**Problem description:** Show all lines from the listing below that contain "object".

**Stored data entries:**
○ ○ ○ ○

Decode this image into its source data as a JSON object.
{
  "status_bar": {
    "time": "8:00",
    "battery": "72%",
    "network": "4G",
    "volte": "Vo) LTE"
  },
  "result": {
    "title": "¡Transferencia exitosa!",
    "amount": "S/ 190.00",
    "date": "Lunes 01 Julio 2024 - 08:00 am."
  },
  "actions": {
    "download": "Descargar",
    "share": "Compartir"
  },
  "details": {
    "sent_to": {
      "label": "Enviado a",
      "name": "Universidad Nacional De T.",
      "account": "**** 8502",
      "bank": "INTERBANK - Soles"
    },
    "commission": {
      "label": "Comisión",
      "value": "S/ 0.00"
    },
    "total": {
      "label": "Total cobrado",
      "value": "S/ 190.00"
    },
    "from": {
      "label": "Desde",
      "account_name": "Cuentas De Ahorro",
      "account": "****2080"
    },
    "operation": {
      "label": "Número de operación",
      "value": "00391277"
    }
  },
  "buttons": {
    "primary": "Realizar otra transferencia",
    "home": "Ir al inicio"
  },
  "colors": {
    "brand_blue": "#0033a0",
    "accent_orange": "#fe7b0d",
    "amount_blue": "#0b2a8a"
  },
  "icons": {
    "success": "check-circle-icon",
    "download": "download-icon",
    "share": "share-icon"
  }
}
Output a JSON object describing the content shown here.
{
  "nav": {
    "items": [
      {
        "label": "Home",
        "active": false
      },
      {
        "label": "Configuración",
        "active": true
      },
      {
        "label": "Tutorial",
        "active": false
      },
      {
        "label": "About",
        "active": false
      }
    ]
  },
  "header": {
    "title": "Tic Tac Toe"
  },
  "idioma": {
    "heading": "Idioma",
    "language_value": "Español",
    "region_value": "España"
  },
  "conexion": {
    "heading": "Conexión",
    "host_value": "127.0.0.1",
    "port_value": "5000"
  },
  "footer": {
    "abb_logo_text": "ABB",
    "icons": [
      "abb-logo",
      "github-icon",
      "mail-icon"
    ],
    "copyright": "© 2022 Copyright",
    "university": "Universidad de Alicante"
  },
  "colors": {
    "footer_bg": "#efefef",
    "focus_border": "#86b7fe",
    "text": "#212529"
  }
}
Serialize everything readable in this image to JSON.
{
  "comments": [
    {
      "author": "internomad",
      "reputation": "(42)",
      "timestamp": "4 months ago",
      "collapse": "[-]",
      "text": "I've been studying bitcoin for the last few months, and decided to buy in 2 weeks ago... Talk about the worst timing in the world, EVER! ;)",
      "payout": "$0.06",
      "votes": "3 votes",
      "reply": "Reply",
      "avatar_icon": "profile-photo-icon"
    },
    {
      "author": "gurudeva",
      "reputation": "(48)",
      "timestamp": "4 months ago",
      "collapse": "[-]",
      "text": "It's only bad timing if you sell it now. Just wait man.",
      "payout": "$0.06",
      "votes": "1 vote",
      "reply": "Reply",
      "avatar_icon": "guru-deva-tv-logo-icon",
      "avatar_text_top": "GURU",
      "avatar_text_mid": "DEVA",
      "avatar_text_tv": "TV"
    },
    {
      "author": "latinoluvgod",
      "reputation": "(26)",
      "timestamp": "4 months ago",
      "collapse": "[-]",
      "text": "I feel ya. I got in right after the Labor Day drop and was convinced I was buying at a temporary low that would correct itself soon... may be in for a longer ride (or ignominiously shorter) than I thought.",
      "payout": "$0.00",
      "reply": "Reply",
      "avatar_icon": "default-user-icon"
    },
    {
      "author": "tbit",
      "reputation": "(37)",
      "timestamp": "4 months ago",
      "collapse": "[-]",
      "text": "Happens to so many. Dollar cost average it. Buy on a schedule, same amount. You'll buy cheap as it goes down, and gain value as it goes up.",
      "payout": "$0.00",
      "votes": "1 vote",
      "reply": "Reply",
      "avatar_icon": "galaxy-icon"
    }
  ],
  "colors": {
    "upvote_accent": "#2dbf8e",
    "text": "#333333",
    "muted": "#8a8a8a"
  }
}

○ ○ ○ ○

**Reply to the exercise:**
Decode this image into its source data as a JSON object.
Output a JSON object describing the content shown here.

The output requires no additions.